_What is asked_.
Each line holding the word "Process" counts once; give the total and nothing more.

_Raw records_.
▼

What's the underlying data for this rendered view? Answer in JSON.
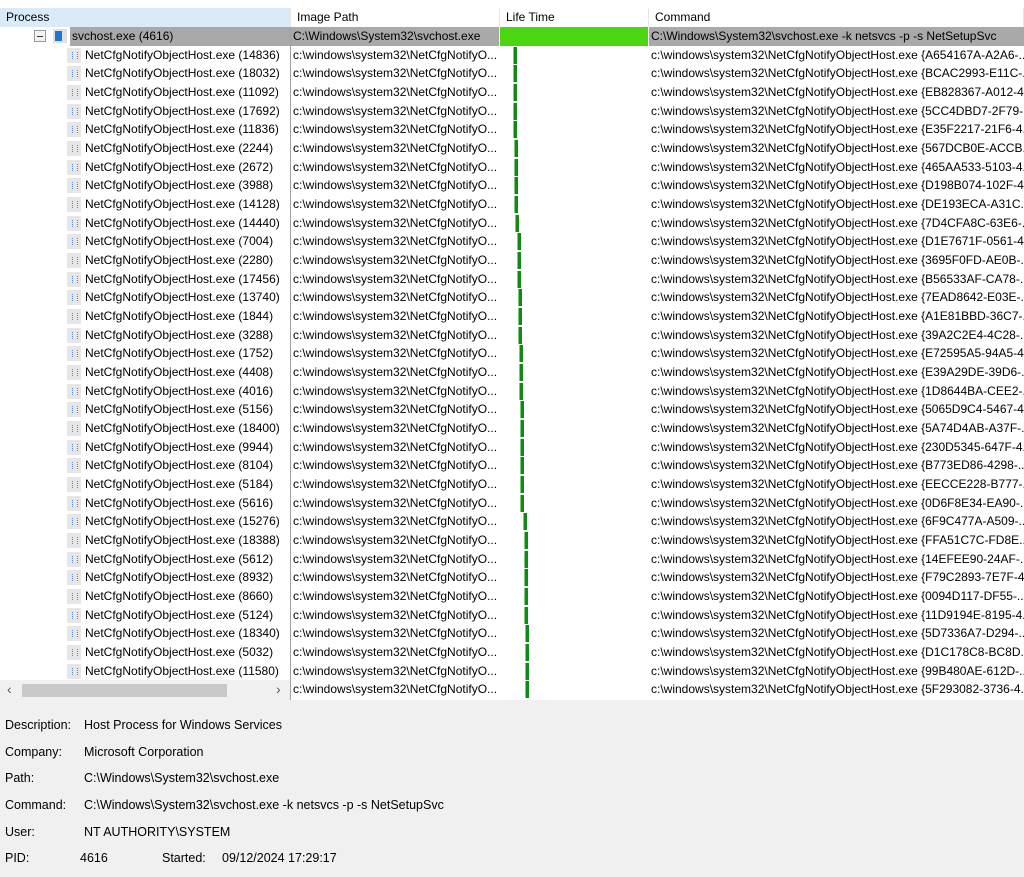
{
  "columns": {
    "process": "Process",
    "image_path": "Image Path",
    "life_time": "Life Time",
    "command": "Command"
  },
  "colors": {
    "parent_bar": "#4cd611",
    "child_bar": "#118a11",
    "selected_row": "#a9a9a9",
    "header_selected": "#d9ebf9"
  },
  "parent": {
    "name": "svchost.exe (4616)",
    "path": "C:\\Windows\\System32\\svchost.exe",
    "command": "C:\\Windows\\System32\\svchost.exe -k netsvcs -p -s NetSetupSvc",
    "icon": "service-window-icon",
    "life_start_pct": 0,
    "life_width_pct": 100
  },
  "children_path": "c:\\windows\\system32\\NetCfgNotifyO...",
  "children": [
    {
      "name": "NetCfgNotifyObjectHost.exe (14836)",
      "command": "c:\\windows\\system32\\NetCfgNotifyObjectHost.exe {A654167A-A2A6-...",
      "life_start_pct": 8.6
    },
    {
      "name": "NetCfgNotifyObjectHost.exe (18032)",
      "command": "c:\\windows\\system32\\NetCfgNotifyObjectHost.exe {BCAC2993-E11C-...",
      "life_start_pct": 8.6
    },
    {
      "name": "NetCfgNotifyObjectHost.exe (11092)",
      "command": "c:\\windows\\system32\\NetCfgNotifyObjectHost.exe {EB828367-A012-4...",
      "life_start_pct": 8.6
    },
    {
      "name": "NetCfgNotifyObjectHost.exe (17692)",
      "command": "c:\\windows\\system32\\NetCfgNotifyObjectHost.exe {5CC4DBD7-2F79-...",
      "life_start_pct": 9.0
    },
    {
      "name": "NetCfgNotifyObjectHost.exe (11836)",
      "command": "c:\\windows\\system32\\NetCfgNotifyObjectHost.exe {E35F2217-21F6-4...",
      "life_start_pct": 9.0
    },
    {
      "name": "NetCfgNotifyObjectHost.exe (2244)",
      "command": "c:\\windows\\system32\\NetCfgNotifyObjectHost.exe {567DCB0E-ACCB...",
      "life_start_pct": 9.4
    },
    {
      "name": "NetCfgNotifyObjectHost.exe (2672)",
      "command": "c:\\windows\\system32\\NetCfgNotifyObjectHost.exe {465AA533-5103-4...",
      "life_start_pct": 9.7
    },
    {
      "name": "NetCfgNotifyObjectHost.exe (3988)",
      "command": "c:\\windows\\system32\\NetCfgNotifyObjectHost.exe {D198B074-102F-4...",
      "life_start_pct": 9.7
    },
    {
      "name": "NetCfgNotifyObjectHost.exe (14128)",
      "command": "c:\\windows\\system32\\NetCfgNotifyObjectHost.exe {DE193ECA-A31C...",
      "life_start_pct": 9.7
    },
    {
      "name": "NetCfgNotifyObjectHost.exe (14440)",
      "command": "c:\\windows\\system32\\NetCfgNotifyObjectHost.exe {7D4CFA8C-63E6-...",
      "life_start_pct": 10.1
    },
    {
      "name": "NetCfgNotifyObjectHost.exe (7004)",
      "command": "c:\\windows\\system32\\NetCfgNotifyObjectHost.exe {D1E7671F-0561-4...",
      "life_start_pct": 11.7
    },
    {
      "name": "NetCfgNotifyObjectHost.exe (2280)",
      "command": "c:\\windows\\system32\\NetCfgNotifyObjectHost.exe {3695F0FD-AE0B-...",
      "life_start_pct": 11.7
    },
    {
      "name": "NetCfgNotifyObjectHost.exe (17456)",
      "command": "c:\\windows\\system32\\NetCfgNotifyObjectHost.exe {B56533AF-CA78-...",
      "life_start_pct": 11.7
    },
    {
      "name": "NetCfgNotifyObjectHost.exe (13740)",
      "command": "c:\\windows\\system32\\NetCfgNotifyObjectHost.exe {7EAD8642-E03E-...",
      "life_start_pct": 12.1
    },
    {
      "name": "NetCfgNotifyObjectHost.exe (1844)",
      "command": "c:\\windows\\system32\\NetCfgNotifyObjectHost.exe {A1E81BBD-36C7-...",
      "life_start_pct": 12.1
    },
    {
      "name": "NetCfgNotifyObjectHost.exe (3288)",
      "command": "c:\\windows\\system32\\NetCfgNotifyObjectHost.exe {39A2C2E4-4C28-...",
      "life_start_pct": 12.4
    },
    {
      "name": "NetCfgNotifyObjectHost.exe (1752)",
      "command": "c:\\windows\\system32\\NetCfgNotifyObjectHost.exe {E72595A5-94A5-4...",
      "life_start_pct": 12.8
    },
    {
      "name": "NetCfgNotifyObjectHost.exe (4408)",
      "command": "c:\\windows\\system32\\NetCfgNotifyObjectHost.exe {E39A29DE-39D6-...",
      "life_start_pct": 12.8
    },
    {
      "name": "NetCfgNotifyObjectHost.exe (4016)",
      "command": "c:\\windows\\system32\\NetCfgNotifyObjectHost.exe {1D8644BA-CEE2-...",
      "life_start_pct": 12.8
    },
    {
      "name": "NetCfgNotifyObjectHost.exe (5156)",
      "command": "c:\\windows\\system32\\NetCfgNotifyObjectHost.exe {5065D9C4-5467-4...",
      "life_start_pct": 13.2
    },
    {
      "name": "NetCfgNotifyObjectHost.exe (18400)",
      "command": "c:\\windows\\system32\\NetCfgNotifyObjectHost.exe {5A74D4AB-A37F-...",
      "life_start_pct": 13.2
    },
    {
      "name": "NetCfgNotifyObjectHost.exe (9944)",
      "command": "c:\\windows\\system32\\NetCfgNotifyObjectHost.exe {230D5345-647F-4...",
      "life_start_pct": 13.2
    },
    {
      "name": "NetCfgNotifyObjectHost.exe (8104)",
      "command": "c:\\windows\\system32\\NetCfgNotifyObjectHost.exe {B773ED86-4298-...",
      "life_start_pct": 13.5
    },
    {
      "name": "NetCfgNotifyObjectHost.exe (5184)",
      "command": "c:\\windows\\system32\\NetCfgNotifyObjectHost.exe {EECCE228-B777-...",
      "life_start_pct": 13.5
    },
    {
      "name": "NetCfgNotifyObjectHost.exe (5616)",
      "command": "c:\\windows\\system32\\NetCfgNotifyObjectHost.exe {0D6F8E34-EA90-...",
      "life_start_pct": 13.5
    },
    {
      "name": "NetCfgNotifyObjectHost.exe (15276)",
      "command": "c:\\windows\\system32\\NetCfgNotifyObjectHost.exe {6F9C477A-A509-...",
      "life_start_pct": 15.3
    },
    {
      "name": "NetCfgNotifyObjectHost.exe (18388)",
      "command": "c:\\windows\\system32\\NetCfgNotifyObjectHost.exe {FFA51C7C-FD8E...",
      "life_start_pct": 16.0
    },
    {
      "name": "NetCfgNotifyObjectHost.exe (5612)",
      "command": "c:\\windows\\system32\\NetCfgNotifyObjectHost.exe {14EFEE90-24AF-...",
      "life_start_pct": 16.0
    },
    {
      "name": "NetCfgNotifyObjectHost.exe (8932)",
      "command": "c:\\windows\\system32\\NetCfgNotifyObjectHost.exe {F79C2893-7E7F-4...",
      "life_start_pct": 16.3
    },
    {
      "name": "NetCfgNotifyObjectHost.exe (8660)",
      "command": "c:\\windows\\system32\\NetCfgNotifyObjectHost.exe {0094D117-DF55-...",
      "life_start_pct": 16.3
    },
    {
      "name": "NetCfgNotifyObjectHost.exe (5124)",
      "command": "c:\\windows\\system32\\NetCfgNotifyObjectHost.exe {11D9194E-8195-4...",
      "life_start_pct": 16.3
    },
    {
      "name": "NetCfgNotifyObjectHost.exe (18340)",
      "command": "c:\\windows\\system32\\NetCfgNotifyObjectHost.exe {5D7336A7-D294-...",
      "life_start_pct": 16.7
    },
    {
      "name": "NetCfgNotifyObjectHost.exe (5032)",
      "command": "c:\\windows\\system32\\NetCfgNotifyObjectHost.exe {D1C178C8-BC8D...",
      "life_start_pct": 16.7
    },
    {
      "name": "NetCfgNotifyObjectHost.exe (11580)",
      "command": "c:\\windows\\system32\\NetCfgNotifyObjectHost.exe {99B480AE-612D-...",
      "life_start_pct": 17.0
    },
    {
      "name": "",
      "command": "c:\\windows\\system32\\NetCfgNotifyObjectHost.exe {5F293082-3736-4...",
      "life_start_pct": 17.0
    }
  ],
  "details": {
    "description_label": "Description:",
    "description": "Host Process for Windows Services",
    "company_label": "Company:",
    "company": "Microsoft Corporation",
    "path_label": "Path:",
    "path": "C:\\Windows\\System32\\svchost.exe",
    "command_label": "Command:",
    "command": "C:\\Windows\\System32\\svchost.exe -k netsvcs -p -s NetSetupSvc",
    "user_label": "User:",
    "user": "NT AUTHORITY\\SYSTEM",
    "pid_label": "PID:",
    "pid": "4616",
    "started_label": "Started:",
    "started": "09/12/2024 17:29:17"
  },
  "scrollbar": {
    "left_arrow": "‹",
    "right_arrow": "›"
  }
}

▲

_Response for this exercise_.
2